__WRITTEN REQUEST__
Copy the Church Farm School text from "Shortly after its" to "in July 2009.", changing "headmaster" to "head of school" each time it appears.

__SELECTION__
-- -- --
The Church Farm School (CFS) is a private secondary Christian school in Exton, Pennsylvania, United States. In 1985, the campus was listed as a historic district by the National Register of Historic Places.

History
The school was founded in 1918 by Charles Shreiner. Shreiner, an Episcopal clergyman, established the school in Glen Loch (now Exton) Pennsylvania, on Route 30 (Lincoln Highway), as a boarding school for boys from single-parent homes, primarily those without fathers. The sons of the clergy, members of the armed services, and police officers were a second focus of the school in its early days. Shreiner, because of his strict belief in the importance of discipline and a strong work ethic, was known to the boys as the "Colonel."

Shortly after its founding, the school acquired the Benjamin Pennypacker House property.   The school integrated in 1963. After Shreiner died in 1964, the Board of Directors placed the school under the direction of his son, Charles Shreiner, Jr., a World War II veteran who served until retirement in 1987. The school's third headmaster, Charles "Terry" Shreiner, III, the founder's grandson, led the school from 1987 and retired in 2009. Interim headmaster, Thomas Rodd, Jr., led the school before Edmund K. Sherrill II, an Episcopal clergyman, became headmaster in July 2009.
-- -- --
__EXTRACTED INFORMATION__
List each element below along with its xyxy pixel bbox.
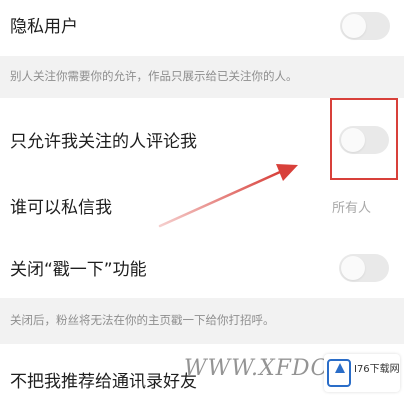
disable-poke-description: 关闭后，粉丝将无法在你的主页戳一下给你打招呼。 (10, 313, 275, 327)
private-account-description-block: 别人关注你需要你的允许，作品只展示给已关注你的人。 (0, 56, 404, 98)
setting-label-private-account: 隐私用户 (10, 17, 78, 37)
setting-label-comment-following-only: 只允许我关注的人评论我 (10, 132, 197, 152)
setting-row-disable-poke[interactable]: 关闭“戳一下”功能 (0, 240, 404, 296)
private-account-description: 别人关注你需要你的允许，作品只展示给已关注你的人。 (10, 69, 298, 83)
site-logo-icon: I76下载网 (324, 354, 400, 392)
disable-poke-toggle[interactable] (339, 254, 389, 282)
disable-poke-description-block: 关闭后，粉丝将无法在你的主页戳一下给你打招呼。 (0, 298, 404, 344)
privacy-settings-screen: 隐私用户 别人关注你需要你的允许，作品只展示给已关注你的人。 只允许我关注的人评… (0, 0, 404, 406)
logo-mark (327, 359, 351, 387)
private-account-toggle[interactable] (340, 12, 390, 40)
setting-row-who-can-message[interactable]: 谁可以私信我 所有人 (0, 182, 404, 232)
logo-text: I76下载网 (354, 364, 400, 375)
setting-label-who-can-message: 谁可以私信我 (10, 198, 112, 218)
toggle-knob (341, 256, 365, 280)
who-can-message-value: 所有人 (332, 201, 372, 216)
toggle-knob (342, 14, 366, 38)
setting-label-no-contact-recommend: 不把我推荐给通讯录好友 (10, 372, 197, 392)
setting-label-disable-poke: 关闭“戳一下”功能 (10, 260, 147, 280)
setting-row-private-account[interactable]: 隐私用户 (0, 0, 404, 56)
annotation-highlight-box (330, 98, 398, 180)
-- -- --
__OUTPUT__
Shortly after its founding, the school acquired the Benjamin Pennypacker House property.   The school integrated in 1963. After Shreiner died in 1964, the Board of Directors placed the school under the direction of his son, Charles Shreiner, Jr., a World War II veteran who served until retirement in 1987. The school's third head of school, Charles "Terry" Shreiner, III, the founder's grandson, led the school from 1987 and retired in 2009. Interim head of school, Thomas Rodd, Jr., led the school before Edmund K. Sherrill II, an Episcopal clergyman, became head of school in July 2009.